THE PROBLEM >> Will you output the entries below exactly, skipping every image they contain?

Dataset items >>
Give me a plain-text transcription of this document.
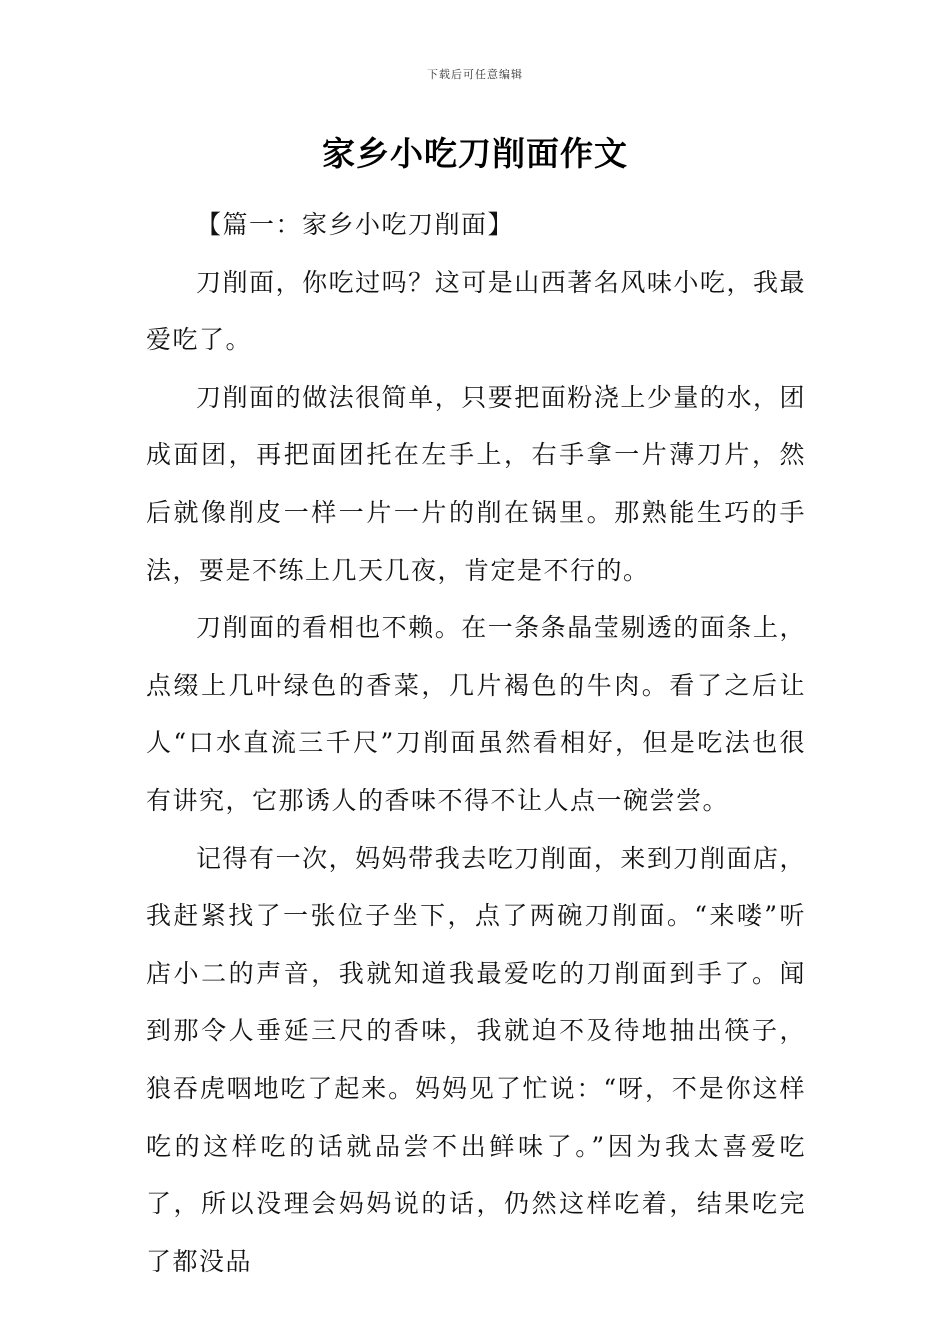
下载后可任意编辑
家乡小吃刀削面作文

【篇一：家乡小吃刀削面】

刀削面，你吃过吗？这可是山西著名风味小吃，我最爱吃了。

刀削面的做法很简单，只要把面粉浇上少量的水，团成面团，再把面团托在左手上，右手拿一片薄刀片，然后就像削皮一样一片一片的削在锅里。那熟能生巧的手法，要是不练上几天几夜，肯定是不行的。

刀削面的看相也不赖。在一条条晶莹剔透的面条上，点缀上几叶绿色的香菜，几片褐色的牛肉。看了之后让人“口水直流三千尺”刀削面虽然看相好，但是吃法也很有讲究，它那诱人的香味不得不让人点一碗尝尝。

记得有一次，妈妈带我去吃刀削面，来到刀削面店，我赶紧找了一张位子坐下，点了两碗刀削面。“来喽”听店小二的声音，我就知道我最爱吃的刀削面到手了。闻到那令人垂延三尺的香味，我就迫不及待地抽出筷子，狼吞虎咽地吃了起来。妈妈见了忙说：“呀，不是你这样吃的这样吃的话就品尝不出鲜味了。”因为我太喜爱吃了，所以没理会妈妈说的话，仍然这样吃着，结果吃完了都没品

EXERCISE RESULT >>
Give me a plain-text transcription of this document.
下载后可任意编辑
家乡小吃刀削面作文

【篇一：家乡小吃刀削面】

刀削面，你吃过吗？这可是山西著名风味小吃，我最爱吃了。

刀削面的做法很简单，只要把面粉浇上少量的水，团成面团，再把面团托在左手上，右手拿一片薄刀片，然后就像削皮一样一片一片的削在锅里。那熟能生巧的手法，要是不练上几天几夜，肯定是不行的。

刀削面的看相也不赖。在一条条晶莹剔透的面条上，点缀上几叶绿色的香菜，几片褐色的牛肉。看了之后让人“口水直流三千尺”刀削面虽然看相好，但是吃法也很有讲究，它那诱人的香味不得不让人点一碗尝尝。

记得有一次，妈妈带我去吃刀削面，来到刀削面店，我赶紧找了一张位子坐下，点了两碗刀削面。“来喽”听店小二的声音，我就知道我最爱吃的刀削面到手了。闻到那令人垂延三尺的香味，我就迫不及待地抽出筷子，狼吞虎咽地吃了起来。妈妈见了忙说：“呀，不是你这样吃的这样吃的话就品尝不出鲜味了。”因为我太喜爱吃了，所以没理会妈妈说的话，仍然这样吃着，结果吃完了都没品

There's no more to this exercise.